**Aufgabe 1**
Ersetze „observation-marker“ durch „data-marker“ in der Auflistung, beginnend bei ihrer ersten Zeile und endend mit der Zeile, die „heatmap-cell: [211, 392, 218, 421]“ enthält, und gib nur diese Zeilen sonst unverändert wieder.

**Seite**
/---
Richterin erwähnt Prozess in Lübeck (taz, 2022).

Journalistinnen bemerken Frau (nicht von LG), die mit professionellem Equipment Audioaufnahmen macht. Richterin holt Polizist, der Aufnahmegerät beschlagnahmt. [NB: Audioaufnahmen wären schon praktisch, weil so schnell alles mitzuschreiben, nicht einfach ist. =:-)]

Jeschke: Es wird alles so weitergehen im Oktober. Er zitiert Jürgen Trittin zum Erfolg der Aktionen. Trittin soll als Zeuge geladen werden: Der durch friedliche Straßenblockaden erzeugte Druck führe zu Handlungen. Der Druck von der Straße habe schon Wirkung gezeigt. Dehalb war die Nötigung nicht verwerflich, denn die Blockaden bewirken Maßnahmen zum Klimaschutz. Deshalb plädiert Jeschke auf Freispruch, denn die Tat sei somit nicht rechtswidrig gewesen.

Richterin verlässt mit weiterer Zuschauerin wegen evtl. Audioaufnahmen auf deren Handy den Gerichtssaal.

Der Antrag zur Ladung Jürgen Trittins wird abgelehnt, weil die Wirkung der Blockade so allgemein nicht überprüfbar sei.

Richterin: „Sind wir am Ende?“ Jeschke: „Ja, die gesamte Zivilisation und hier auch.“

Staatsanwalt: Die Anklage wegen Widerstand ist eingestellt. Aber der Vorwurf der versuchten Nötigung bleibt. Der Klimanotstand ist eine Krise, die uns alle betrifft. Ziel der Tat war zu erreichen, dass der Planet bewohnbar bleibt. Das steht aber nicht vor Gericht, sondern die Tat. Dafür sieht das Gesetz eine Haftstrafe oder eine Geldstrafe vor. Wegen fehlender Vorstrafe kommt nur eine Geldstrafe in Betracht. Das Notwehrrecht greift nur, wenn eine gegenwärtige Gefahr abgewendet werden kann. Personen werden Geisel der Überzeugung des Angeklagten. Wie das Blockieren das Erreichen des Gradziels bewirken soll, erschließt sich dem Staatsanwalt nicht. (Einschub StMü: Er sollte sich mit zivilem Ungehorsam beschäftigen, aber das passt wohl nicht zur Rolle des Staatsanwalts.) Angeklagte sollte andere Mittel verwenden: Wahlen, Demonstrationen, Kunstfreiheit. (Einschub StMü: Fallen Aktionen mit trojanischen Pferden unter Kunstfreiheit? In dem Pferd waren vier Personen drin.) Die Tat sei unzulässig und verwerflich. Da der Angeklagte nicht vorbestraft ist, schlägt die Staatsanwaltschaft 20 Tagessätze a 10€ = 200€ + Kosten des Verfahrens als Strafe vor. Die Sekundenklebertuben werden als Tatmittel eingezogen.
\---
**Gezeigte Auflistung**
/---
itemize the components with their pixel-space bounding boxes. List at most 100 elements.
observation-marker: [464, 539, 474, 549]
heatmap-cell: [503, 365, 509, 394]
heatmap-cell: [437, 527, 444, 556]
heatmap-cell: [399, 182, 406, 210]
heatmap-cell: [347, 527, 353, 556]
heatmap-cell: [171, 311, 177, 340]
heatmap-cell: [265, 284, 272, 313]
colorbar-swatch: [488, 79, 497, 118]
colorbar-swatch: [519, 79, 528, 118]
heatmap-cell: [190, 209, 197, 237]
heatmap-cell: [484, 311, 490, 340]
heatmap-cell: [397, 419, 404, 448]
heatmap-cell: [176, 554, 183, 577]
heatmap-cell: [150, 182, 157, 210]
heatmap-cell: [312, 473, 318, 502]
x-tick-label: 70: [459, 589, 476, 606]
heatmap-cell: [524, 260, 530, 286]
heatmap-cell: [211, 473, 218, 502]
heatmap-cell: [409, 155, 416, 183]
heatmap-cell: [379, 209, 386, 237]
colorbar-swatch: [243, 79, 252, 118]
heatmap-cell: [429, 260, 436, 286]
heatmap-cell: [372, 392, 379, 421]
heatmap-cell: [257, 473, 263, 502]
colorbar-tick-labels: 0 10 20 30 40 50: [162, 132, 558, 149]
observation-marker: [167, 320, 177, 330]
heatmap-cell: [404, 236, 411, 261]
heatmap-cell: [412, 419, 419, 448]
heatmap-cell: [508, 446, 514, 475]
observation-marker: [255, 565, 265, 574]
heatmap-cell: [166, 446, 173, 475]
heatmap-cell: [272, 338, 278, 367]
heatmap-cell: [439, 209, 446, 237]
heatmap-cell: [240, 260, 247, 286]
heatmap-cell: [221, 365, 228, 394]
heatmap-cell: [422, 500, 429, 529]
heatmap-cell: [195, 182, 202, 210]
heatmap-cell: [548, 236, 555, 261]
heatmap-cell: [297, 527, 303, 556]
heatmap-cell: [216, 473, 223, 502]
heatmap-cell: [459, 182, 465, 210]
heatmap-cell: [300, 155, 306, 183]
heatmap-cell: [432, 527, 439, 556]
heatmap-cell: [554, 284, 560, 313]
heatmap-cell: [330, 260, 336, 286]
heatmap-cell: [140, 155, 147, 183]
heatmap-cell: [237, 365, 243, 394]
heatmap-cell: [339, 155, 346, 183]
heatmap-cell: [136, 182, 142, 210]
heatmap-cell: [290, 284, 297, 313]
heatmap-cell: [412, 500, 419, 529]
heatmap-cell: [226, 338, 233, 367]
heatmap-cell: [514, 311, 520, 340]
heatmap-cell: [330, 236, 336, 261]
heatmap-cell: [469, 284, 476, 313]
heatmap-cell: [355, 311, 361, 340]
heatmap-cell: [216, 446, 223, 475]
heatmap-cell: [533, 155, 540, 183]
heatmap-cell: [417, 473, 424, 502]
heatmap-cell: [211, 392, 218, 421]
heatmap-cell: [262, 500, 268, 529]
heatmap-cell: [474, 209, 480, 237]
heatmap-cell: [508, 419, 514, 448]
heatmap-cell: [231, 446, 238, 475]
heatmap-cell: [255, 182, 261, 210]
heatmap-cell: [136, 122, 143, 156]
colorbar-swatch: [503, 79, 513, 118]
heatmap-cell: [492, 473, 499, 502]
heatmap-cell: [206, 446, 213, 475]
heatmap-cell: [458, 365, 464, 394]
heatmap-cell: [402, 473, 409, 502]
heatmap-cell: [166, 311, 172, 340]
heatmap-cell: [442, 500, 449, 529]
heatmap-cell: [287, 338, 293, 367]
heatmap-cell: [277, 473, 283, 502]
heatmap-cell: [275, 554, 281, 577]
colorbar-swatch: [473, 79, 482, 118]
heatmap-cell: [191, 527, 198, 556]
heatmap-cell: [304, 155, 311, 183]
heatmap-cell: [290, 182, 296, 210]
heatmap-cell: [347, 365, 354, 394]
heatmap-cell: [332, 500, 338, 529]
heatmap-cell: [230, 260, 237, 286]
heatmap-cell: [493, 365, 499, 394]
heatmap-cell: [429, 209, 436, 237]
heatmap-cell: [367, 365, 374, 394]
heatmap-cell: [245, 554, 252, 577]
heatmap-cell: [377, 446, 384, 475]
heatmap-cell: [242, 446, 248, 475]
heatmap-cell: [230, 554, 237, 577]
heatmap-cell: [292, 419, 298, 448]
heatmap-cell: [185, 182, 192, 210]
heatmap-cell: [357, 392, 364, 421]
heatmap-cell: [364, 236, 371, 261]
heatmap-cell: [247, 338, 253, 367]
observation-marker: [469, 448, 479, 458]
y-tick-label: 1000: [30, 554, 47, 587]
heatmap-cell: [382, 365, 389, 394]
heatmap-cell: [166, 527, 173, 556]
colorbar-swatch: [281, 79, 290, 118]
\---
**Aufgabe 2**
Führe das Protokoll der Gerichtsverhandlung über die Straßenblockade im Anschluss an seinen letzten Satz weiter.

**Erwartete Antwort 1**
itemize the components with their pixel-space bounding boxes. List at most 100 elements.
data-marker: [464, 539, 474, 549]
heatmap-cell: [503, 365, 509, 394]
heatmap-cell: [437, 527, 444, 556]
heatmap-cell: [399, 182, 406, 210]
heatmap-cell: [347, 527, 353, 556]
heatmap-cell: [171, 311, 177, 340]
heatmap-cell: [265, 284, 272, 313]
colorbar-swatch: [488, 79, 497, 118]
colorbar-swatch: [519, 79, 528, 118]
heatmap-cell: [190, 209, 197, 237]
heatmap-cell: [484, 311, 490, 340]
heatmap-cell: [397, 419, 404, 448]
heatmap-cell: [176, 554, 183, 577]
heatmap-cell: [150, 182, 157, 210]
heatmap-cell: [312, 473, 318, 502]
x-tick-label: 70: [459, 589, 476, 606]
heatmap-cell: [524, 260, 530, 286]
heatmap-cell: [211, 473, 218, 502]
heatmap-cell: [409, 155, 416, 183]
heatmap-cell: [379, 209, 386, 237]
colorbar-swatch: [243, 79, 252, 118]
heatmap-cell: [429, 260, 436, 286]
heatmap-cell: [372, 392, 379, 421]
heatmap-cell: [257, 473, 263, 502]
colorbar-tick-labels: 0 10 20 30 40 50: [162, 132, 558, 149]
data-marker: [167, 320, 177, 330]
heatmap-cell: [404, 236, 411, 261]
heatmap-cell: [412, 419, 419, 448]
heatmap-cell: [508, 446, 514, 475]
data-marker: [255, 565, 265, 574]
heatmap-cell: [166, 446, 173, 475]
heatmap-cell: [272, 338, 278, 367]
heatmap-cell: [439, 209, 446, 237]
heatmap-cell: [240, 260, 247, 286]
heatmap-cell: [221, 365, 228, 394]
heatmap-cell: [422, 500, 429, 529]
heatmap-cell: [195, 182, 202, 210]
heatmap-cell: [548, 236, 555, 261]
heatmap-cell: [297, 527, 303, 556]
heatmap-cell: [216, 473, 223, 502]
heatmap-cell: [459, 182, 465, 210]
heatmap-cell: [300, 155, 306, 183]
heatmap-cell: [432, 527, 439, 556]
heatmap-cell: [554, 284, 560, 313]
heatmap-cell: [330, 260, 336, 286]
heatmap-cell: [140, 155, 147, 183]
heatmap-cell: [237, 365, 243, 394]
heatmap-cell: [339, 155, 346, 183]
heatmap-cell: [136, 182, 142, 210]
heatmap-cell: [290, 284, 297, 313]
heatmap-cell: [412, 500, 419, 529]
heatmap-cell: [226, 338, 233, 367]
heatmap-cell: [514, 311, 520, 340]
heatmap-cell: [330, 236, 336, 261]
heatmap-cell: [469, 284, 476, 313]
heatmap-cell: [355, 311, 361, 340]
heatmap-cell: [216, 446, 223, 475]
heatmap-cell: [533, 155, 540, 183]
heatmap-cell: [417, 473, 424, 502]
heatmap-cell: [211, 392, 218, 421]

**Erwartete Antwort 2**
Jeschke: Ich bin schockiert. Wozu haben wir denn ein Grundgesetz? Grundgesetz heißt doch, dass wir bestimmte Sachen nicht verhandeln müssen. Ökosysteme kollabieren, nach Kipppunkten gibt es kein Zurück mehr, Zwangsmarsch ins Verderben, Verzicht auf Führung ist kriminell. Und das ist nicht von mir, damit zitiere ich den UN-Generalsekretär. Ein Alien, das von außen auf die Erde blickt, würde nicht verstehen, was wir hier machen.“ (Seine Stimme versagt.) Das Frauen-Wahlrecht, Rechte für Schwarze, das freie Wochenende wurden mit zivilem Ungehorsam erkämpft. Wir erleben, wenn Justiz nicht stark genug ist, wie eine Aushöhlung geschieht, wie Menschen sich Wahrheit konstruieren. Bei 4° wird es vielleicht noch 1 Mrd. Menschen geben vielleicht 1/2 Mrd. d.h. 7 Mrd Menschen werden verschwunden sein. Vielleicht sind wir auch schon im Atomkrieg untergegangen. (NB StMü Gletscher speisen Flüsse in Indien, Pakistan, China. China kontrolliert Tibet und damit das Wasser. Alle drei sind Atommächte. Quelle: Wasser und Zeit) 1,5° sind vorbei. Kipppunkte fallen in den nächsten Jahren. Es bleiben wenige Jahre, das Ruder herumzureißen. Regierung begegnet dem mit Ignoranz. Eine mutige Entscheidung hier kann eine Debatte auslösen, die Welt zu ändern. Damit könnte man Veränderungen im Justizapparat anschieben, wenn nicht, machen Sie sich zur Komplizin der Vernichtung der nächsten Generation. Auf Ihre Gräber werden unsere Kinder später spucken. (NB: Henning Jeschke spricht von „unseren Kindern“, vielleicht kann das Missverständnis, sie würden irgendwie behaupten, sie seien die letzten Menschen jetzt mal aufhören.) Für mich ist es gleich, was Sie machen, ich werde wieder das Gleiche tun. Sagen Sie, auf welcher Seite der Geschichte Sie stehen. Ich wollte niemanden emotional unter Druck setzen, oder vielleicht doch.

Das Urteil

Richterin verkündet Urteil: 20 Tagessätze à 10 Euro + Kosten des Verfahrens. (NB: Also das Strafmaß, dass auch die Staatsanwaltschaft gefordert hat. Allerdings ist das eine geringe Strafe.)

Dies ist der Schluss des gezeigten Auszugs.